▶ WHAT IS ASKED
Repeat the material exactly, leaving nothing out.

(Dataset listings of figures)
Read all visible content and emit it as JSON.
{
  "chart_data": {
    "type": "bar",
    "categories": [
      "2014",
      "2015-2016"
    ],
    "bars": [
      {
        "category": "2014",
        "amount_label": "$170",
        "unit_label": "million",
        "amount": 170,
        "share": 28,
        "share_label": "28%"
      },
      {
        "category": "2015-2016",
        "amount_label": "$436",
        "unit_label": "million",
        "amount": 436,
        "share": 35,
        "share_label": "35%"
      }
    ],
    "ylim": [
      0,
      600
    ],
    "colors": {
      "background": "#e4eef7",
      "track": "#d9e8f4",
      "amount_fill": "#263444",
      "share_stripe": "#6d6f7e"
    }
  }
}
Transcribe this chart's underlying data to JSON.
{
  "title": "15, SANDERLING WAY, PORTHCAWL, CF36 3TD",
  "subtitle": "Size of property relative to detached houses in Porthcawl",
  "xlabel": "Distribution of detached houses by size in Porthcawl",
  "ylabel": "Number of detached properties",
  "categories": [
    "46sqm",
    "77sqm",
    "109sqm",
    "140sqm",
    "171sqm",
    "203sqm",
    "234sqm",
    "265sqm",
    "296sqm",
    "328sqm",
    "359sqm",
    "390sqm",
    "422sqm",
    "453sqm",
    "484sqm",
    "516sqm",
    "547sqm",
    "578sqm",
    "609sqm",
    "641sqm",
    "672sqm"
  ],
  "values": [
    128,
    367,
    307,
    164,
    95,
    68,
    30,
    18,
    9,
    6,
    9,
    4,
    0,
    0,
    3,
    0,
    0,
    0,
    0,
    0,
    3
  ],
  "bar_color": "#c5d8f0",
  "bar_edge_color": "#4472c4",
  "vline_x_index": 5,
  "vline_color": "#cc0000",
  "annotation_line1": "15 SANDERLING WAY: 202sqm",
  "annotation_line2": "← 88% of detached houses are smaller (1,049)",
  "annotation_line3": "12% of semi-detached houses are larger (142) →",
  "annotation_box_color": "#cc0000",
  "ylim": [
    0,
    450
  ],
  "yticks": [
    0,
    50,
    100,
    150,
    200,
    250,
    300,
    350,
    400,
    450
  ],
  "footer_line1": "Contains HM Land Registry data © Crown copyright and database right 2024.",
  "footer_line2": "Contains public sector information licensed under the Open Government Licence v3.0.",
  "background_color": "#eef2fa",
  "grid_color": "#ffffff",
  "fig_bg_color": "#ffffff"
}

▶ FINAL ANSWER
Read all visible content and emit it as JSON.
{
  "chart_data": {
    "type": "bar",
    "categories": [
      "2014",
      "2015-2016"
    ],
    "bars": [
      {
        "category": "2014",
        "amount_label": "$170",
        "unit_label": "million",
        "amount": 170,
        "share": 28,
        "share_label": "28%"
      },
      {
        "category": "2015-2016",
        "amount_label": "$436",
        "unit_label": "million",
        "amount": 436,
        "share": 35,
        "share_label": "35%"
      }
    ],
    "ylim": [
      0,
      600
    ],
    "colors": {
      "background": "#e4eef7",
      "track": "#d9e8f4",
      "amount_fill": "#263444",
      "share_stripe": "#6d6f7e"
    }
  }
}
Transcribe this chart's underlying data to JSON.
{
  "title": "15, SANDERLING WAY, PORTHCAWL, CF36 3TD",
  "subtitle": "Size of property relative to detached houses in Porthcawl",
  "xlabel": "Distribution of detached houses by size in Porthcawl",
  "ylabel": "Number of detached properties",
  "categories": [
    "46sqm",
    "77sqm",
    "109sqm",
    "140sqm",
    "171sqm",
    "203sqm",
    "234sqm",
    "265sqm",
    "296sqm",
    "328sqm",
    "359sqm",
    "390sqm",
    "422sqm",
    "453sqm",
    "484sqm",
    "516sqm",
    "547sqm",
    "578sqm",
    "609sqm",
    "641sqm",
    "672sqm"
  ],
  "values": [
    128,
    367,
    307,
    164,
    95,
    68,
    30,
    18,
    9,
    6,
    9,
    4,
    0,
    0,
    3,
    0,
    0,
    0,
    0,
    0,
    3
  ],
  "bar_color": "#c5d8f0",
  "bar_edge_color": "#4472c4",
  "vline_x_index": 5,
  "vline_color": "#cc0000",
  "annotation_line1": "15 SANDERLING WAY: 202sqm",
  "annotation_line2": "← 88% of detached houses are smaller (1,049)",
  "annotation_line3": "12% of semi-detached houses are larger (142) →",
  "annotation_box_color": "#cc0000",
  "ylim": [
    0,
    450
  ],
  "yticks": [
    0,
    50,
    100,
    150,
    200,
    250,
    300,
    350,
    400,
    450
  ],
  "footer_line1": "Contains HM Land Registry data © Crown copyright and database right 2024.",
  "footer_line2": "Contains public sector information licensed under the Open Government Licence v3.0.",
  "background_color": "#eef2fa",
  "grid_color": "#ffffff",
  "fig_bg_color": "#ffffff"
}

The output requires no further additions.